**Problem to work on**
How many of the lines here include "marker"? Answer with a single number.
** START Data for this task **
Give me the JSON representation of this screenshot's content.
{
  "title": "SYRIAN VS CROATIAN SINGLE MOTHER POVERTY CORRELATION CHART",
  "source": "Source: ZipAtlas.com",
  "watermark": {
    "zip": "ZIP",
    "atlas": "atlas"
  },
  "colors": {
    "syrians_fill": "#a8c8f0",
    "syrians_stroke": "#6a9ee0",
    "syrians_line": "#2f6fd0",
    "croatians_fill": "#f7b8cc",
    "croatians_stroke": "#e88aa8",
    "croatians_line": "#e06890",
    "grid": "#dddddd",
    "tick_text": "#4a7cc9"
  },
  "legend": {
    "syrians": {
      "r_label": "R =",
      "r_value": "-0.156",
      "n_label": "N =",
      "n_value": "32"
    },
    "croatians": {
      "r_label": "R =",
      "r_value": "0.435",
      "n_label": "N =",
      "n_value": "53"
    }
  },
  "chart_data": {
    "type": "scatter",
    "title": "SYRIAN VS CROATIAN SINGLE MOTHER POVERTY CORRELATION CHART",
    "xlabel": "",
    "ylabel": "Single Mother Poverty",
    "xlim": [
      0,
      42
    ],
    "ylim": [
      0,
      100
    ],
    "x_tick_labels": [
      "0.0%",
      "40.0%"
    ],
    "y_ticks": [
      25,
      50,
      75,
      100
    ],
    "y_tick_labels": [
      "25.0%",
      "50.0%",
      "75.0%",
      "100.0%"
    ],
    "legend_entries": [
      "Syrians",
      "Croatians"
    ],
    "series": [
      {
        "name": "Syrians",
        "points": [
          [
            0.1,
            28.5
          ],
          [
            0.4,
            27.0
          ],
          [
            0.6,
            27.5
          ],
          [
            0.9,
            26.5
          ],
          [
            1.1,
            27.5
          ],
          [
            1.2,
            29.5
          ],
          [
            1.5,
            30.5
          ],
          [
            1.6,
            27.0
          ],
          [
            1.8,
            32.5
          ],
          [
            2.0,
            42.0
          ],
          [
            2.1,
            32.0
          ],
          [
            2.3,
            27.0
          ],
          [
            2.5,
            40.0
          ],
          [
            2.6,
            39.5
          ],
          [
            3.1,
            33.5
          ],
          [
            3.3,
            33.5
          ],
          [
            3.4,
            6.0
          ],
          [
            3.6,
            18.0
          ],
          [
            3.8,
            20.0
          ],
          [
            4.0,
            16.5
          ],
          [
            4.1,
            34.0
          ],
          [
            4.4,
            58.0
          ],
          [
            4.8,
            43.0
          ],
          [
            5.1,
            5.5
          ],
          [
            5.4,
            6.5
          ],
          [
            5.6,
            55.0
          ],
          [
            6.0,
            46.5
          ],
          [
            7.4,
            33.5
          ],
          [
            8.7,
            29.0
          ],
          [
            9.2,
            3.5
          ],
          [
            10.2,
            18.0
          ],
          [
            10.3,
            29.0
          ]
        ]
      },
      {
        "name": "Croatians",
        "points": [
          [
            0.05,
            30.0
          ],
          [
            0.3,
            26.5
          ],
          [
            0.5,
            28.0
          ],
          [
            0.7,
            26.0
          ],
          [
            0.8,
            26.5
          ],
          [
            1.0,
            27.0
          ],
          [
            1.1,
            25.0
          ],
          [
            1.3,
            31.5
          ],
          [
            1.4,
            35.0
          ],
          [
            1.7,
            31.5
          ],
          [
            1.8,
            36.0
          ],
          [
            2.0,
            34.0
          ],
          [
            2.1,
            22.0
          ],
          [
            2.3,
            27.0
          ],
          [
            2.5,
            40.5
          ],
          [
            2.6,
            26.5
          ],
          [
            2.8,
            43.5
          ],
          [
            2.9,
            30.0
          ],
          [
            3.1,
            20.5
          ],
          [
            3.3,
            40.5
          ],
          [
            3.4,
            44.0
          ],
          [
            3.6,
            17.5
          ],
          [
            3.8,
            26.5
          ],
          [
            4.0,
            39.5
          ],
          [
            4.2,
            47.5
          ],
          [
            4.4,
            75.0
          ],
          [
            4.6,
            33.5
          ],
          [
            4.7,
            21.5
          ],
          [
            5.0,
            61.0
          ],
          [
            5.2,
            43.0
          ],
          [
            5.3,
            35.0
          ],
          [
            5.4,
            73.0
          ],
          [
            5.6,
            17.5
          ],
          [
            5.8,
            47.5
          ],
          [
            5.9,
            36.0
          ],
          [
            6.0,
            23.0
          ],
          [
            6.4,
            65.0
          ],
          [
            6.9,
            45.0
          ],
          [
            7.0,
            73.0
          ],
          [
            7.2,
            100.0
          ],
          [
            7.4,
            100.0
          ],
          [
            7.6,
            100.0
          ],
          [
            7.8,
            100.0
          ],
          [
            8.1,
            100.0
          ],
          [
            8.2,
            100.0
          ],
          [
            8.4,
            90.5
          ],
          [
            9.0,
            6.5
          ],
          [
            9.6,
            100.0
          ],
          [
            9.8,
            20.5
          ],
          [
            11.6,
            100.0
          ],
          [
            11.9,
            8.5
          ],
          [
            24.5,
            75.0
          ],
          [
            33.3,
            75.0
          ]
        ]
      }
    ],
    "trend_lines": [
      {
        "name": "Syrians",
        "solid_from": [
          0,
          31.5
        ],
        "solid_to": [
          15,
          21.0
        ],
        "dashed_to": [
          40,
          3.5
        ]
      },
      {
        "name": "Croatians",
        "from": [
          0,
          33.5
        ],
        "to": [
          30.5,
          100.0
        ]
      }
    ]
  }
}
** END Data for this task **
** START Data for this task **
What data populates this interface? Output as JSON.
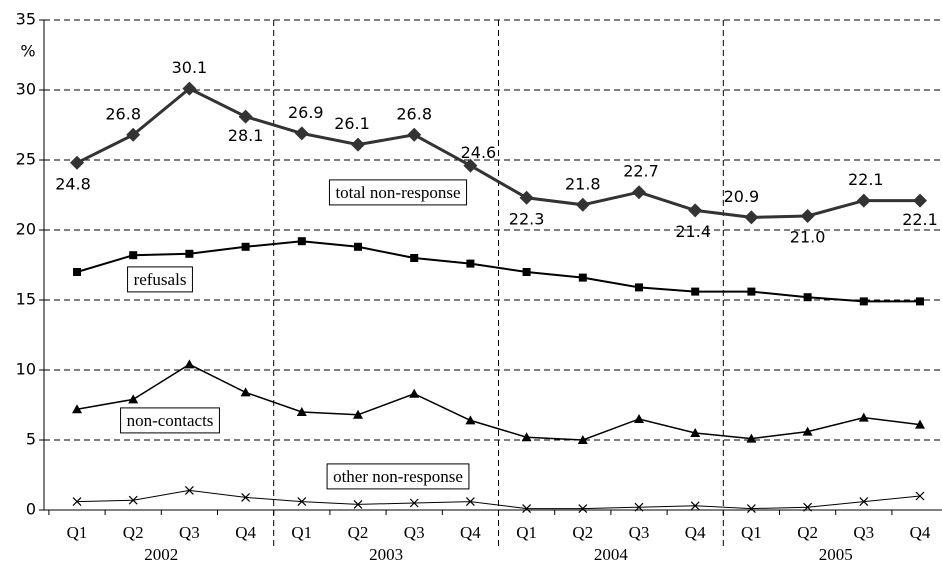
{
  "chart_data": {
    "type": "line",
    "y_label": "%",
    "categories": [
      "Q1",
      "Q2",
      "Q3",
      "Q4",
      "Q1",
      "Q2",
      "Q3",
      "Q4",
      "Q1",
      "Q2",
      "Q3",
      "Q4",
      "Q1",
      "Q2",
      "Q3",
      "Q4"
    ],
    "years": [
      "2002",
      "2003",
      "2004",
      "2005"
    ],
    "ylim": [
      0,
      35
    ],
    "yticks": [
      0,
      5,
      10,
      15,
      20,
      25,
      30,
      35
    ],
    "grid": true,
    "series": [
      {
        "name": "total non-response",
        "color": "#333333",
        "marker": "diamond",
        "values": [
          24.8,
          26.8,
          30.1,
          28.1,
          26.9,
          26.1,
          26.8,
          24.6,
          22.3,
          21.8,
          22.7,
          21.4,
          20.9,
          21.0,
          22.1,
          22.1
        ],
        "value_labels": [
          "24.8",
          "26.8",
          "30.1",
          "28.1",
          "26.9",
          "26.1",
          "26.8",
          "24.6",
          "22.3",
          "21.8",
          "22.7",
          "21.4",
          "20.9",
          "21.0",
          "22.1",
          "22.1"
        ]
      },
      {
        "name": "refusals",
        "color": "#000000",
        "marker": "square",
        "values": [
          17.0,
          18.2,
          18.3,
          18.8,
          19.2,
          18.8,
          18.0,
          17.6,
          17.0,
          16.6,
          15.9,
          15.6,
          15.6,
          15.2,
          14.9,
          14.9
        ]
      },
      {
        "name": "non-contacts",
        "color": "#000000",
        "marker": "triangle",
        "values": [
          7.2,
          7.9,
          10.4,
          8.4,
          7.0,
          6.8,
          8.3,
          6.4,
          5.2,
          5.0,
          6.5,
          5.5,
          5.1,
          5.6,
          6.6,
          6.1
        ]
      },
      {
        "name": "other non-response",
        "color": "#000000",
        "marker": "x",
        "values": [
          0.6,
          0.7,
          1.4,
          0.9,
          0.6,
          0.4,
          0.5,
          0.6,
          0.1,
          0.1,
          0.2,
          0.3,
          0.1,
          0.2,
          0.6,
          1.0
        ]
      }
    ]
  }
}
** END Data for this task **
**Answer for the task**
4